▶ GIVEN REQUEST
Identify and reproduce every line holding the string "TradingView".

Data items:
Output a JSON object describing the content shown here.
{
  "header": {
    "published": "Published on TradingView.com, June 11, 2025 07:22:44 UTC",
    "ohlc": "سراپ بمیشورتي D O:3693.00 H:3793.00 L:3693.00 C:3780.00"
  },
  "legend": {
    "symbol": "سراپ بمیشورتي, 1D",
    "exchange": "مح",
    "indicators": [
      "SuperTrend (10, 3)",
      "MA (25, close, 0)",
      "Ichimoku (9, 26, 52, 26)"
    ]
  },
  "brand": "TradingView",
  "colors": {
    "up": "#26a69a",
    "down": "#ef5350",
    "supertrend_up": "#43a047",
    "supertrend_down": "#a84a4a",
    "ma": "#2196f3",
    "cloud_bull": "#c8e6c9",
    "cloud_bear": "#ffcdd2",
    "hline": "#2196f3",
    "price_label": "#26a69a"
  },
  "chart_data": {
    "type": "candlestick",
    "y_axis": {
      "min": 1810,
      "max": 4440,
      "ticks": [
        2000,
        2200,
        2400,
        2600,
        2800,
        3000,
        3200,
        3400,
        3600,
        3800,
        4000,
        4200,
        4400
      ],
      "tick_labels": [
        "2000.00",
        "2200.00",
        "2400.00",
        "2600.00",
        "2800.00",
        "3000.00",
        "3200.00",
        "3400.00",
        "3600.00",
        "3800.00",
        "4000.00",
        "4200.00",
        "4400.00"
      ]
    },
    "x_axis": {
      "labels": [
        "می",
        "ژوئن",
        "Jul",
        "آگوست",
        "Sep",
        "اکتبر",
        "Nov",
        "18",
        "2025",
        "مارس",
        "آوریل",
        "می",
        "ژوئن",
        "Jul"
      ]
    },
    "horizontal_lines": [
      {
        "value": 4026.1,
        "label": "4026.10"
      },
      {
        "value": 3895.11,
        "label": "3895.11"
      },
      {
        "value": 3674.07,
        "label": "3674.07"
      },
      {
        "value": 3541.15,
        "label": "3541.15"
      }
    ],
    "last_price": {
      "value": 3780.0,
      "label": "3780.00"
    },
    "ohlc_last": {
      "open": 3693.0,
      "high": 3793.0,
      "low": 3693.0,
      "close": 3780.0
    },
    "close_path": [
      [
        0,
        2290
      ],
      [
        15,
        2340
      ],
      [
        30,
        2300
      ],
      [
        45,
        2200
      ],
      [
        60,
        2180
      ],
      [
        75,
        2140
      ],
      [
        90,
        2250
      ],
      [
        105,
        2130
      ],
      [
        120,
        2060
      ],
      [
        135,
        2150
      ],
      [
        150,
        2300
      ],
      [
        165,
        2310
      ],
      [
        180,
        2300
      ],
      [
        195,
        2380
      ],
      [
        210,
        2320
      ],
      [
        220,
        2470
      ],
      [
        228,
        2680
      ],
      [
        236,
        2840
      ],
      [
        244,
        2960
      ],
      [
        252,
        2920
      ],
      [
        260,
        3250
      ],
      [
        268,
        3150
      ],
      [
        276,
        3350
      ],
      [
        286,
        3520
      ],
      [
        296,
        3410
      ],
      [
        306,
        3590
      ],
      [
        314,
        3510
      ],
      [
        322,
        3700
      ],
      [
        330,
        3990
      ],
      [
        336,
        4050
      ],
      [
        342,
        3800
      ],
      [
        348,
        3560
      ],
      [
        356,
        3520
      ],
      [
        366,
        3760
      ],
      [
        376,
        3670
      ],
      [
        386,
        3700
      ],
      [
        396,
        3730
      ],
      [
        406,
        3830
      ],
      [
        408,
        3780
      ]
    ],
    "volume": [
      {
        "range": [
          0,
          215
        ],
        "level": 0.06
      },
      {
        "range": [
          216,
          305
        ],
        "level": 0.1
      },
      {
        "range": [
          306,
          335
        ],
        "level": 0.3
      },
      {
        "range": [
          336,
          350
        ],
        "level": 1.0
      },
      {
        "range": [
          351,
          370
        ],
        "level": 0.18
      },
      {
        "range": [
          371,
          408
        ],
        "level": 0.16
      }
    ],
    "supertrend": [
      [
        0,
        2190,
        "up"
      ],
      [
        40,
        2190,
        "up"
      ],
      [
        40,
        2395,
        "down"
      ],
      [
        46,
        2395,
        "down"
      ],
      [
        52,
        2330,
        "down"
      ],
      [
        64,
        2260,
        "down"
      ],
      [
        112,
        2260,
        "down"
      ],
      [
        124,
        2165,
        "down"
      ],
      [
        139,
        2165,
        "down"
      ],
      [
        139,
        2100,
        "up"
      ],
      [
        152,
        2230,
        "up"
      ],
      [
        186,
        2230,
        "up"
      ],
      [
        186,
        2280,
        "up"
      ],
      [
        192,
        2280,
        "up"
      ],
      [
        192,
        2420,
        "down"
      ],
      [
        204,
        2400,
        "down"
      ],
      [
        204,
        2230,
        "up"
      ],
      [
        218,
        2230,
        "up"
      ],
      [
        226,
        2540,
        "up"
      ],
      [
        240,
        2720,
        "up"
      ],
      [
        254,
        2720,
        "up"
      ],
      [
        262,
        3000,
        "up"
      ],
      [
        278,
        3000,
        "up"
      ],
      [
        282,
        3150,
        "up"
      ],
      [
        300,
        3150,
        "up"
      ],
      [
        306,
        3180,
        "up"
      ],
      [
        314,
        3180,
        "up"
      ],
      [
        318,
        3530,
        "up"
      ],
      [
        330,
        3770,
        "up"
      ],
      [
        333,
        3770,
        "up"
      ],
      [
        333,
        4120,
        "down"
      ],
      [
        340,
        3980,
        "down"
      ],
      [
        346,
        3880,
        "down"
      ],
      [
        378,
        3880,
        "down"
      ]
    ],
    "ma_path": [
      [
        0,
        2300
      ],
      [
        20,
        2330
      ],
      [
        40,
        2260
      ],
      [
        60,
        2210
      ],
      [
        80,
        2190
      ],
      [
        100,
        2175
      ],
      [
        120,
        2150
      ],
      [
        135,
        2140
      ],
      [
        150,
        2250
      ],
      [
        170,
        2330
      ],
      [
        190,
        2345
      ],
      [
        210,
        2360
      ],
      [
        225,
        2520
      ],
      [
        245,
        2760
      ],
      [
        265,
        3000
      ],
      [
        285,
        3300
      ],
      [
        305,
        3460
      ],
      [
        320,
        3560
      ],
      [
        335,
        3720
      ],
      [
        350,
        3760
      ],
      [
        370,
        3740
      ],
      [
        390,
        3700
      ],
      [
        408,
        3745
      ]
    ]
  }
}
* * *
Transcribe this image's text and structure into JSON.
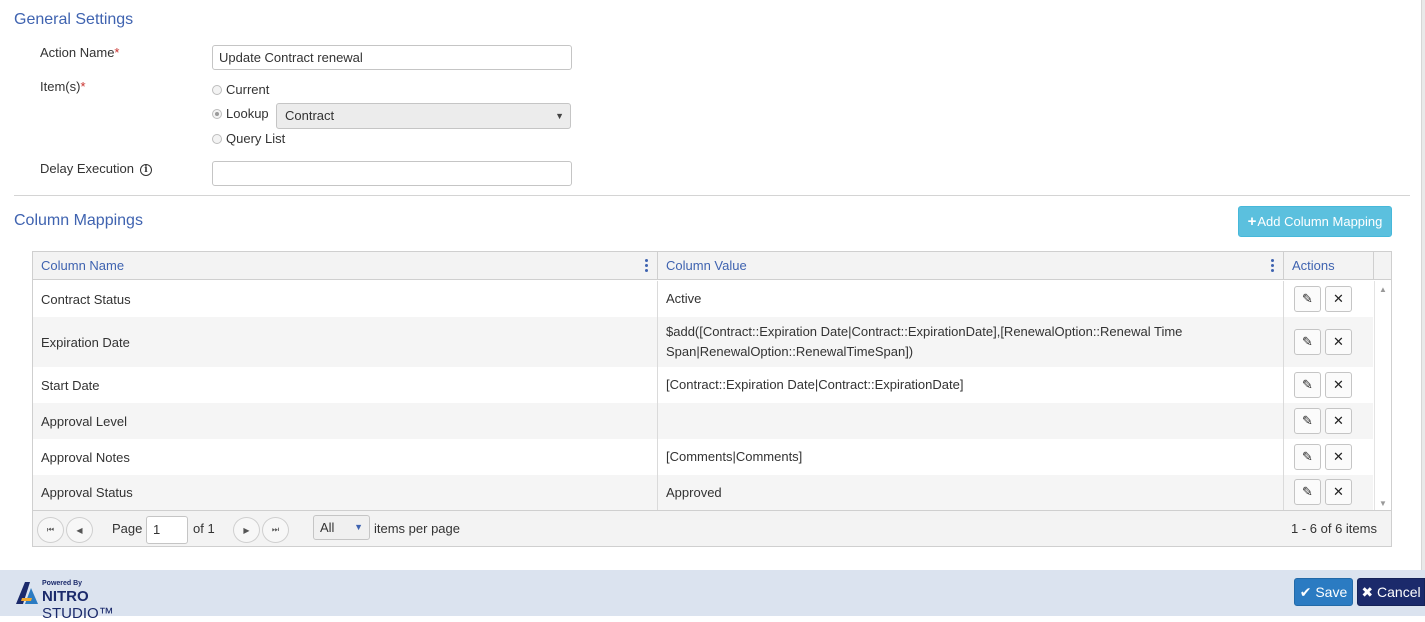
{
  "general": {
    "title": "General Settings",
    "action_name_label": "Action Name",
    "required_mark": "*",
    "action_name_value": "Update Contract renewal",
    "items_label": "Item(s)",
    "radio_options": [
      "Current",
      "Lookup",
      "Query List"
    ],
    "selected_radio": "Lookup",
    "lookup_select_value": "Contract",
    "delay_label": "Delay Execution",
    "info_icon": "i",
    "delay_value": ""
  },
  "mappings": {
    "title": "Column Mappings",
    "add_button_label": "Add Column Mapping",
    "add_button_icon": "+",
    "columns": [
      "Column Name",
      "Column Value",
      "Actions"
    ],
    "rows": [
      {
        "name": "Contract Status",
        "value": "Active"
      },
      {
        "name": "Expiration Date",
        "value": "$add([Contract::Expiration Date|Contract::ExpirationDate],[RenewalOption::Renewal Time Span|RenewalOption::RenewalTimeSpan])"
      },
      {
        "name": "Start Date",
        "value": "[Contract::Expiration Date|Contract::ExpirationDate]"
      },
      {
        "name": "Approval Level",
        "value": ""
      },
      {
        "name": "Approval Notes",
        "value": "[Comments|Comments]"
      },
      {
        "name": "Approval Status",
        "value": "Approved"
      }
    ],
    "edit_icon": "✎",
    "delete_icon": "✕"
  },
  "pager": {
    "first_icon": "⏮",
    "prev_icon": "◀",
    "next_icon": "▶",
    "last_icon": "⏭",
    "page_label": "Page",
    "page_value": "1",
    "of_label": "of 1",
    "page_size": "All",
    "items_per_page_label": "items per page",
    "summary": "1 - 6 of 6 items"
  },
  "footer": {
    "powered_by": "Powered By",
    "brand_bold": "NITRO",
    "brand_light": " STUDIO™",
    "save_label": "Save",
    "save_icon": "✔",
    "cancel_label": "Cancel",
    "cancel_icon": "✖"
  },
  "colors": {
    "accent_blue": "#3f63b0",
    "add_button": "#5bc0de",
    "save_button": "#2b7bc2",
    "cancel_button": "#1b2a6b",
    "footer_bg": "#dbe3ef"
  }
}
* * *
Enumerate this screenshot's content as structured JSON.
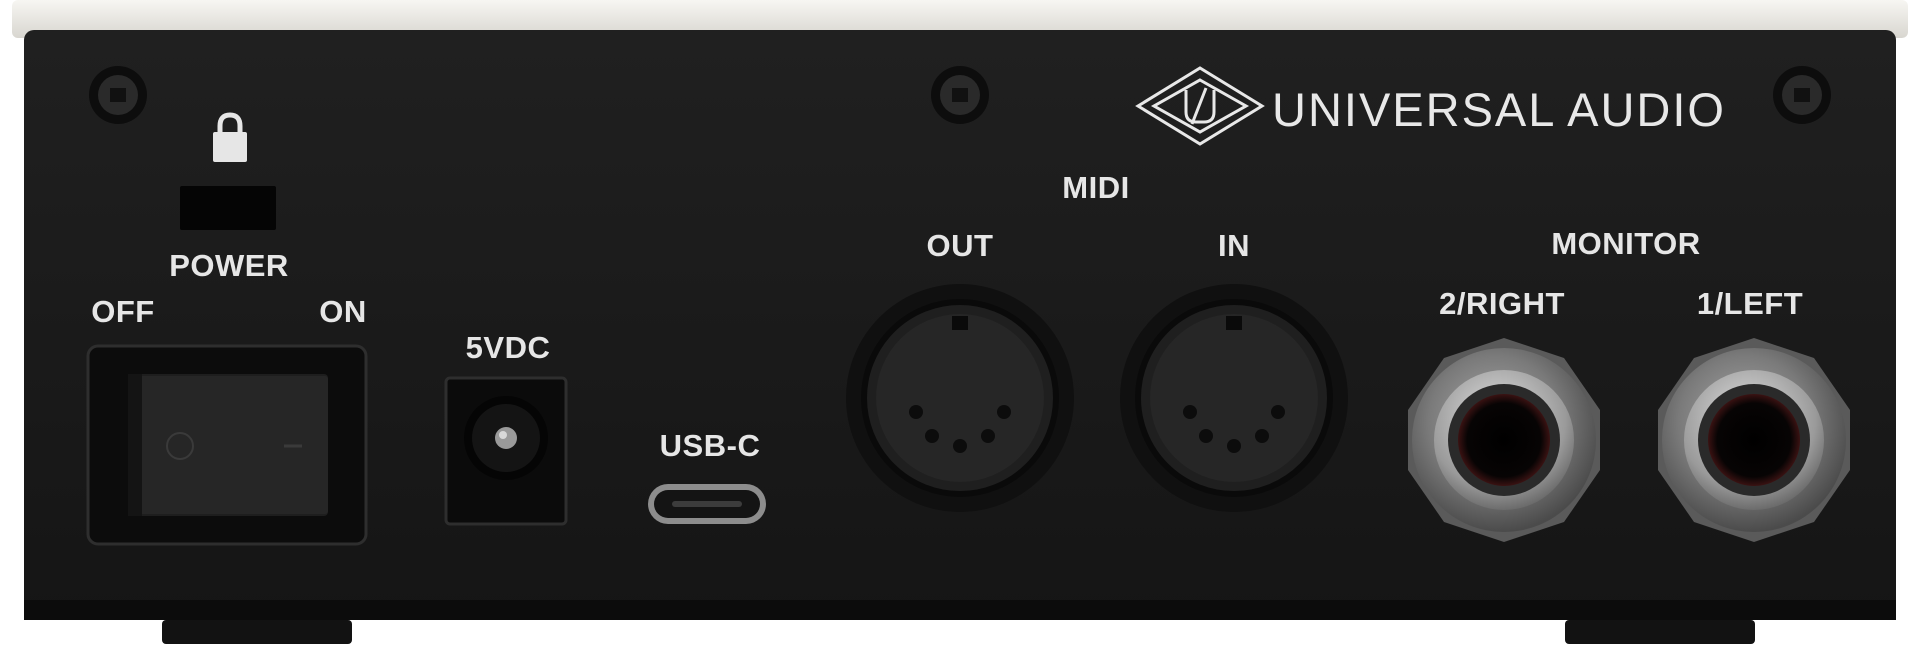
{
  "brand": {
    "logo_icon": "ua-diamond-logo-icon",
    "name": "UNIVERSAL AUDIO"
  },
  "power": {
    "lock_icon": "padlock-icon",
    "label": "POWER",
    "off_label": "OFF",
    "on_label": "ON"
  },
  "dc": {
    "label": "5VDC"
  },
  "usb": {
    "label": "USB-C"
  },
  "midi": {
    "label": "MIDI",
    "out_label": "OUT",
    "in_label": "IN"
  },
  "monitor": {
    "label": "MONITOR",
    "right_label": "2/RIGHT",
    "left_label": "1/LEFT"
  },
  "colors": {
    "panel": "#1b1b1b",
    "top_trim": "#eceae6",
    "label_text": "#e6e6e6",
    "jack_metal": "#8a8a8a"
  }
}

▶ ANSWER FOR THIS EXERCISE
    "published": "Published on TradingView.com, June 11, 2025 07:22:44 UTC",
  "brand": "TradingView",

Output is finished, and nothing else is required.